[Records from a dataset]
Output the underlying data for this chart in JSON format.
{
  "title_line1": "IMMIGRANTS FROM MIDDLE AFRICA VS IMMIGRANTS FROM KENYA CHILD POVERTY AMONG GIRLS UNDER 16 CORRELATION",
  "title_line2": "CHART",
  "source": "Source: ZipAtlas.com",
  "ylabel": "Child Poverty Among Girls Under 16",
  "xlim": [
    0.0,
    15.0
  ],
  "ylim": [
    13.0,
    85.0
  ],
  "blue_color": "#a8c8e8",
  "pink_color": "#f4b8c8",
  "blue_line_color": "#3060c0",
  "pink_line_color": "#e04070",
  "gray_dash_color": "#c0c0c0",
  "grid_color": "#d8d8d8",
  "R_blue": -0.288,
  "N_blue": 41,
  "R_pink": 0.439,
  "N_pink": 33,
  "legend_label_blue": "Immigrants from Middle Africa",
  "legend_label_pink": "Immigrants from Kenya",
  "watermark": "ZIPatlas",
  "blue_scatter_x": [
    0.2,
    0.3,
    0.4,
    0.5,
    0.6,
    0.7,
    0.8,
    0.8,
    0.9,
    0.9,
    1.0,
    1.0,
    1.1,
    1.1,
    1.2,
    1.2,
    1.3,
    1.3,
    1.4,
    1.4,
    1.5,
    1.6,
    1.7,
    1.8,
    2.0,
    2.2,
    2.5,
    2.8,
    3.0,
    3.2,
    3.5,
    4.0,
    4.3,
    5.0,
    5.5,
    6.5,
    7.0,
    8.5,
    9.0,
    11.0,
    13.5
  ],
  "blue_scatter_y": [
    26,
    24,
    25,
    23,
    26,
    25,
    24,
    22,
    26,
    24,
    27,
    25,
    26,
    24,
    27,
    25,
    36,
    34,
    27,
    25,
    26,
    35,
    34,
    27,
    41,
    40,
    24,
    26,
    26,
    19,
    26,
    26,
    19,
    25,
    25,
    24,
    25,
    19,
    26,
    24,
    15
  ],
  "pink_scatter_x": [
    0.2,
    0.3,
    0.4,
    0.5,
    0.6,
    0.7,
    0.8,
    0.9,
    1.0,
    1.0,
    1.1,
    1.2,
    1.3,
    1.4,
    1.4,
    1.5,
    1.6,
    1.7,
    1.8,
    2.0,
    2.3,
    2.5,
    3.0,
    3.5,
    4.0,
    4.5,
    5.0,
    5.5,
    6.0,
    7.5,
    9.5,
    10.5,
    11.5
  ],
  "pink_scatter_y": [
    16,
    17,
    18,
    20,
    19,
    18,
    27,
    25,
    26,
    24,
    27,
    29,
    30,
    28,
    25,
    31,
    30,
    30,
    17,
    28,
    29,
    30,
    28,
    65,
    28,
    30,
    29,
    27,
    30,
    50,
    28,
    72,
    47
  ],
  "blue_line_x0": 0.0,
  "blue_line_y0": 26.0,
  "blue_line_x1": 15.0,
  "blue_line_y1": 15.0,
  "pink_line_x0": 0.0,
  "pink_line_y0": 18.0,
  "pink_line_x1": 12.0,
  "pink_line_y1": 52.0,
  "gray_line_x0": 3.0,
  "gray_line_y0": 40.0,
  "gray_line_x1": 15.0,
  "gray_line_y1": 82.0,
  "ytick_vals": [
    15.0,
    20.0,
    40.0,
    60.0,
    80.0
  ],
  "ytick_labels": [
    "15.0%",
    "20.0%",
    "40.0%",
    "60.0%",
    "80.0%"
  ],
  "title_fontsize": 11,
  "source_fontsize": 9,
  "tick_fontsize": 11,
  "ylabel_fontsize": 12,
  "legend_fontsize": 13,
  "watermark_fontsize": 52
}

WHAT THE TASK ASKS
Repeat the listing in full, keeping every line exactly as it is.

COMPLETE RESPONSE
Output the underlying data for this chart in JSON format.
{
  "title_line1": "IMMIGRANTS FROM MIDDLE AFRICA VS IMMIGRANTS FROM KENYA CHILD POVERTY AMONG GIRLS UNDER 16 CORRELATION",
  "title_line2": "CHART",
  "source": "Source: ZipAtlas.com",
  "ylabel": "Child Poverty Among Girls Under 16",
  "xlim": [
    0.0,
    15.0
  ],
  "ylim": [
    13.0,
    85.0
  ],
  "blue_color": "#a8c8e8",
  "pink_color": "#f4b8c8",
  "blue_line_color": "#3060c0",
  "pink_line_color": "#e04070",
  "gray_dash_color": "#c0c0c0",
  "grid_color": "#d8d8d8",
  "R_blue": -0.288,
  "N_blue": 41,
  "R_pink": 0.439,
  "N_pink": 33,
  "legend_label_blue": "Immigrants from Middle Africa",
  "legend_label_pink": "Immigrants from Kenya",
  "watermark": "ZIPatlas",
  "blue_scatter_x": [
    0.2,
    0.3,
    0.4,
    0.5,
    0.6,
    0.7,
    0.8,
    0.8,
    0.9,
    0.9,
    1.0,
    1.0,
    1.1,
    1.1,
    1.2,
    1.2,
    1.3,
    1.3,
    1.4,
    1.4,
    1.5,
    1.6,
    1.7,
    1.8,
    2.0,
    2.2,
    2.5,
    2.8,
    3.0,
    3.2,
    3.5,
    4.0,
    4.3,
    5.0,
    5.5,
    6.5,
    7.0,
    8.5,
    9.0,
    11.0,
    13.5
  ],
  "blue_scatter_y": [
    26,
    24,
    25,
    23,
    26,
    25,
    24,
    22,
    26,
    24,
    27,
    25,
    26,
    24,
    27,
    25,
    36,
    34,
    27,
    25,
    26,
    35,
    34,
    27,
    41,
    40,
    24,
    26,
    26,
    19,
    26,
    26,
    19,
    25,
    25,
    24,
    25,
    19,
    26,
    24,
    15
  ],
  "pink_scatter_x": [
    0.2,
    0.3,
    0.4,
    0.5,
    0.6,
    0.7,
    0.8,
    0.9,
    1.0,
    1.0,
    1.1,
    1.2,
    1.3,
    1.4,
    1.4,
    1.5,
    1.6,
    1.7,
    1.8,
    2.0,
    2.3,
    2.5,
    3.0,
    3.5,
    4.0,
    4.5,
    5.0,
    5.5,
    6.0,
    7.5,
    9.5,
    10.5,
    11.5
  ],
  "pink_scatter_y": [
    16,
    17,
    18,
    20,
    19,
    18,
    27,
    25,
    26,
    24,
    27,
    29,
    30,
    28,
    25,
    31,
    30,
    30,
    17,
    28,
    29,
    30,
    28,
    65,
    28,
    30,
    29,
    27,
    30,
    50,
    28,
    72,
    47
  ],
  "blue_line_x0": 0.0,
  "blue_line_y0": 26.0,
  "blue_line_x1": 15.0,
  "blue_line_y1": 15.0,
  "pink_line_x0": 0.0,
  "pink_line_y0": 18.0,
  "pink_line_x1": 12.0,
  "pink_line_y1": 52.0,
  "gray_line_x0": 3.0,
  "gray_line_y0": 40.0,
  "gray_line_x1": 15.0,
  "gray_line_y1": 82.0,
  "ytick_vals": [
    15.0,
    20.0,
    40.0,
    60.0,
    80.0
  ],
  "ytick_labels": [
    "15.0%",
    "20.0%",
    "40.0%",
    "60.0%",
    "80.0%"
  ],
  "title_fontsize": 11,
  "source_fontsize": 9,
  "tick_fontsize": 11,
  "ylabel_fontsize": 12,
  "legend_fontsize": 13,
  "watermark_fontsize": 52
}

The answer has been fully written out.